# [WRITTEN TASK]
The entries below are to be repeated exactly as they stand.

====

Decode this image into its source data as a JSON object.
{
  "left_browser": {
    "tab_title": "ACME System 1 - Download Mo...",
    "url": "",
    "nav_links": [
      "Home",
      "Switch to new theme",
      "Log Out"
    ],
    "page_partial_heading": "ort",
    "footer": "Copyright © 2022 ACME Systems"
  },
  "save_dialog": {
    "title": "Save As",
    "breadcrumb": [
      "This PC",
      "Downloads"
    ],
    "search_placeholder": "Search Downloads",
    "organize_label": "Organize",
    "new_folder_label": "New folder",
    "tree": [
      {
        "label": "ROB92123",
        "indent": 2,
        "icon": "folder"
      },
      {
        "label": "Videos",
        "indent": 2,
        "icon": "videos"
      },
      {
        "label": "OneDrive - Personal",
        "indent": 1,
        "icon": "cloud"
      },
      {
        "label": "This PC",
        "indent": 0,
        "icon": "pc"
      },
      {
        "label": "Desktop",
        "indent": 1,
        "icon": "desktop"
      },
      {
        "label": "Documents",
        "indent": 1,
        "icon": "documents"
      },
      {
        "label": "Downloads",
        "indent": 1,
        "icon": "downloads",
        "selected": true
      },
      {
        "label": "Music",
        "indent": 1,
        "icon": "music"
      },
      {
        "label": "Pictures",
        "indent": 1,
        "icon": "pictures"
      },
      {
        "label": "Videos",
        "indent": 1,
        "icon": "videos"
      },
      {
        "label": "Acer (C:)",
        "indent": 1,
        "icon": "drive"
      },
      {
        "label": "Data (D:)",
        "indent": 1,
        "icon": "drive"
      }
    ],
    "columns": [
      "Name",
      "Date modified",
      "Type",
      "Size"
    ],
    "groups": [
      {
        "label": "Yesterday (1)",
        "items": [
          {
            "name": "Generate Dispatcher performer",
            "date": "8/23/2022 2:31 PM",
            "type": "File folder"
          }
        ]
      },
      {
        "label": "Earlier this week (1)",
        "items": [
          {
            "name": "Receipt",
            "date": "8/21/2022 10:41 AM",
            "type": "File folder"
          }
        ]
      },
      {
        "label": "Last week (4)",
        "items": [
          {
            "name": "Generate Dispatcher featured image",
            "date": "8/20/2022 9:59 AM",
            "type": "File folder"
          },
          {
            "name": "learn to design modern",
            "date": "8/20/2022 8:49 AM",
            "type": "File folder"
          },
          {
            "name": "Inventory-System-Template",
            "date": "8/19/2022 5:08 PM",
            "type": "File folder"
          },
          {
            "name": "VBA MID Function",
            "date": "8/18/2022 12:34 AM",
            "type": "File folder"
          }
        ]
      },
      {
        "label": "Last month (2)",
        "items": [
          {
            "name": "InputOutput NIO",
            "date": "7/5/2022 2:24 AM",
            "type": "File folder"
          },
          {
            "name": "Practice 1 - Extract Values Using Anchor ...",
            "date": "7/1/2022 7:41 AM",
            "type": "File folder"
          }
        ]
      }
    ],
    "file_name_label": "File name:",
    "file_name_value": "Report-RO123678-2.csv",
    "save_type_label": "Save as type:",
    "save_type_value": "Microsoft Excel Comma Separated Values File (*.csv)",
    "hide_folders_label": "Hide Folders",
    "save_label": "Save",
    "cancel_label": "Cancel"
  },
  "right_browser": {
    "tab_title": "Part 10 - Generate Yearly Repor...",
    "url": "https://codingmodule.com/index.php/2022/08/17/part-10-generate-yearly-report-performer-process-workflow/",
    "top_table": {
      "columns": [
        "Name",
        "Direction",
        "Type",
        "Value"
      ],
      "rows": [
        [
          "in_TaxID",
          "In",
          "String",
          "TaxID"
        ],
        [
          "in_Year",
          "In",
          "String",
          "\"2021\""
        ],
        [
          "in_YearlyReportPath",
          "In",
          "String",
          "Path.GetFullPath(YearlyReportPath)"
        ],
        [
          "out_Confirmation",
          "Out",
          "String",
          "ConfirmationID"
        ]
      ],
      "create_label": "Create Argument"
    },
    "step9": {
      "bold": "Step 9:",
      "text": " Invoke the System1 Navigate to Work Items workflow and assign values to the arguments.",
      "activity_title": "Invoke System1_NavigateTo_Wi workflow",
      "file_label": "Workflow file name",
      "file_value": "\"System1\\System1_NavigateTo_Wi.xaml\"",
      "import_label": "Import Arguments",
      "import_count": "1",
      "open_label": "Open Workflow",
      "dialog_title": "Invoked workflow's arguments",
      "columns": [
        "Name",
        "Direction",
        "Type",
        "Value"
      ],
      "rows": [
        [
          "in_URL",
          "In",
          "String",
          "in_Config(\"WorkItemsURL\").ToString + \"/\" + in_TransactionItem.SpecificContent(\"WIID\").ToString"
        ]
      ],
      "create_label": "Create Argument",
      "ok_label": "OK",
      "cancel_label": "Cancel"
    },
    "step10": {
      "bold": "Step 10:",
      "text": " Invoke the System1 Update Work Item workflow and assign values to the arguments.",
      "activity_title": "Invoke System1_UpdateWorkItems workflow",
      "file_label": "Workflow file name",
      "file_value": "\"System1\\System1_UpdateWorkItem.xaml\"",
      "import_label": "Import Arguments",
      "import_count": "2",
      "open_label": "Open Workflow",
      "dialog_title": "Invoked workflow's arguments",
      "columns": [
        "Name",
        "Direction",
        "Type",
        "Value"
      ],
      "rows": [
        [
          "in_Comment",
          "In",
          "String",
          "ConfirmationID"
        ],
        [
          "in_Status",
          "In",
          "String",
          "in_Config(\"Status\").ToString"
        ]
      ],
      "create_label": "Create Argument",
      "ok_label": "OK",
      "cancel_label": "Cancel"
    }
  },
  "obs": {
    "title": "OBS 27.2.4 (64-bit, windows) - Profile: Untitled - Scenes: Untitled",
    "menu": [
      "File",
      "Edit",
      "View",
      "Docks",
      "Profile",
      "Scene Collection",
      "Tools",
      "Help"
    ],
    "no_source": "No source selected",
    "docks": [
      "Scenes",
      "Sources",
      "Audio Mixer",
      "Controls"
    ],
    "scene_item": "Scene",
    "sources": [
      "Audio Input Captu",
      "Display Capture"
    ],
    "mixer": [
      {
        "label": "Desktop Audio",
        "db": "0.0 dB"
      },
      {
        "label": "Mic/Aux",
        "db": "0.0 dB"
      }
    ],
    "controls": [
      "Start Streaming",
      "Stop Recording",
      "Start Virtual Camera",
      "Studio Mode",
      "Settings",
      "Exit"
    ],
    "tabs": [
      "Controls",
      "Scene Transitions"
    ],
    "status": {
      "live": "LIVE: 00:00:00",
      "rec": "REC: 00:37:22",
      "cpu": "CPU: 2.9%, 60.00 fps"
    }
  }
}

====

# [SOLUTION FOR THIS PROBLEM]
Decode this image into its source data as a JSON object.
{
  "left_browser": {
    "tab_title": "ACME System 1 - Download Mo...",
    "url": "",
    "nav_links": [
      "Home",
      "Switch to new theme",
      "Log Out"
    ],
    "page_partial_heading": "ort",
    "footer": "Copyright © 2022 ACME Systems"
  },
  "save_dialog": {
    "title": "Save As",
    "breadcrumb": [
      "This PC",
      "Downloads"
    ],
    "search_placeholder": "Search Downloads",
    "organize_label": "Organize",
    "new_folder_label": "New folder",
    "tree": [
      {
        "label": "ROB92123",
        "indent": 2,
        "icon": "folder"
      },
      {
        "label": "Videos",
        "indent": 2,
        "icon": "videos"
      },
      {
        "label": "OneDrive - Personal",
        "indent": 1,
        "icon": "cloud"
      },
      {
        "label": "This PC",
        "indent": 0,
        "icon": "pc"
      },
      {
        "label": "Desktop",
        "indent": 1,
        "icon": "desktop"
      },
      {
        "label": "Documents",
        "indent": 1,
        "icon": "documents"
      },
      {
        "label": "Downloads",
        "indent": 1,
        "icon": "downloads",
        "selected": true
      },
      {
        "label": "Music",
        "indent": 1,
        "icon": "music"
      },
      {
        "label": "Pictures",
        "indent": 1,
        "icon": "pictures"
      },
      {
        "label": "Videos",
        "indent": 1,
        "icon": "videos"
      },
      {
        "label": "Acer (C:)",
        "indent": 1,
        "icon": "drive"
      },
      {
        "label": "Data (D:)",
        "indent": 1,
        "icon": "drive"
      }
    ],
    "columns": [
      "Name",
      "Date modified",
      "Type",
      "Size"
    ],
    "groups": [
      {
        "label": "Yesterday (1)",
        "items": [
          {
            "name": "Generate Dispatcher performer",
            "date": "8/23/2022 2:31 PM",
            "type": "File folder"
          }
        ]
      },
      {
        "label": "Earlier this week (1)",
        "items": [
          {
            "name": "Receipt",
            "date": "8/21/2022 10:41 AM",
            "type": "File folder"
          }
        ]
      },
      {
        "label": "Last week (4)",
        "items": [
          {
            "name": "Generate Dispatcher featured image",
            "date": "8/20/2022 9:59 AM",
            "type": "File folder"
          },
          {
            "name": "learn to design modern",
            "date": "8/20/2022 8:49 AM",
            "type": "File folder"
          },
          {
            "name": "Inventory-System-Template",
            "date": "8/19/2022 5:08 PM",
            "type": "File folder"
          },
          {
            "name": "VBA MID Function",
            "date": "8/18/2022 12:34 AM",
            "type": "File folder"
          }
        ]
      },
      {
        "label": "Last month (2)",
        "items": [
          {
            "name": "InputOutput NIO",
            "date": "7/5/2022 2:24 AM",
            "type": "File folder"
          },
          {
            "name": "Practice 1 - Extract Values Using Anchor ...",
            "date": "7/1/2022 7:41 AM",
            "type": "File folder"
          }
        ]
      }
    ],
    "file_name_label": "File name:",
    "file_name_value": "Report-RO123678-2.csv",
    "save_type_label": "Save as type:",
    "save_type_value": "Microsoft Excel Comma Separated Values File (*.csv)",
    "hide_folders_label": "Hide Folders",
    "save_label": "Save",
    "cancel_label": "Cancel"
  },
  "right_browser": {
    "tab_title": "Part 10 - Generate Yearly Repor...",
    "url": "https://codingmodule.com/index.php/2022/08/17/part-10-generate-yearly-report-performer-process-workflow/",
    "top_table": {
      "columns": [
        "Name",
        "Direction",
        "Type",
        "Value"
      ],
      "rows": [
        [
          "in_TaxID",
          "In",
          "String",
          "TaxID"
        ],
        [
          "in_Year",
          "In",
          "String",
          "\"2021\""
        ],
        [
          "in_YearlyReportPath",
          "In",
          "String",
          "Path.GetFullPath(YearlyReportPath)"
        ],
        [
          "out_Confirmation",
          "Out",
          "String",
          "ConfirmationID"
        ]
      ],
      "create_label": "Create Argument"
    },
    "step9": {
      "bold": "Step 9:",
      "text": " Invoke the System1 Navigate to Work Items workflow and assign values to the arguments.",
      "activity_title": "Invoke System1_NavigateTo_Wi workflow",
      "file_label": "Workflow file name",
      "file_value": "\"System1\\System1_NavigateTo_Wi.xaml\"",
      "import_label": "Import Arguments",
      "import_count": "1",
      "open_label": "Open Workflow",
      "dialog_title": "Invoked workflow's arguments",
      "columns": [
        "Name",
        "Direction",
        "Type",
        "Value"
      ],
      "rows": [
        [
          "in_URL",
          "In",
          "String",
          "in_Config(\"WorkItemsURL\").ToString + \"/\" + in_TransactionItem.SpecificContent(\"WIID\").ToString"
        ]
      ],
      "create_label": "Create Argument",
      "ok_label": "OK",
      "cancel_label": "Cancel"
    },
    "step10": {
      "bold": "Step 10:",
      "text": " Invoke the System1 Update Work Item workflow and assign values to the arguments.",
      "activity_title": "Invoke System1_UpdateWorkItems workflow",
      "file_label": "Workflow file name",
      "file_value": "\"System1\\System1_UpdateWorkItem.xaml\"",
      "import_label": "Import Arguments",
      "import_count": "2",
      "open_label": "Open Workflow",
      "dialog_title": "Invoked workflow's arguments",
      "columns": [
        "Name",
        "Direction",
        "Type",
        "Value"
      ],
      "rows": [
        [
          "in_Comment",
          "In",
          "String",
          "ConfirmationID"
        ],
        [
          "in_Status",
          "In",
          "String",
          "in_Config(\"Status\").ToString"
        ]
      ],
      "create_label": "Create Argument",
      "ok_label": "OK",
      "cancel_label": "Cancel"
    }
  },
  "obs": {
    "title": "OBS 27.2.4 (64-bit, windows) - Profile: Untitled - Scenes: Untitled",
    "menu": [
      "File",
      "Edit",
      "View",
      "Docks",
      "Profile",
      "Scene Collection",
      "Tools",
      "Help"
    ],
    "no_source": "No source selected",
    "docks": [
      "Scenes",
      "Sources",
      "Audio Mixer",
      "Controls"
    ],
    "scene_item": "Scene",
    "sources": [
      "Audio Input Captu",
      "Display Capture"
    ],
    "mixer": [
      {
        "label": "Desktop Audio",
        "db": "0.0 dB"
      },
      {
        "label": "Mic/Aux",
        "db": "0.0 dB"
      }
    ],
    "controls": [
      "Start Streaming",
      "Stop Recording",
      "Start Virtual Camera",
      "Studio Mode",
      "Settings",
      "Exit"
    ],
    "tabs": [
      "Controls",
      "Scene Transitions"
    ],
    "status": {
      "live": "LIVE: 00:00:00",
      "rec": "REC: 00:37:22",
      "cpu": "CPU: 2.9%, 60.00 fps"
    }
  }
}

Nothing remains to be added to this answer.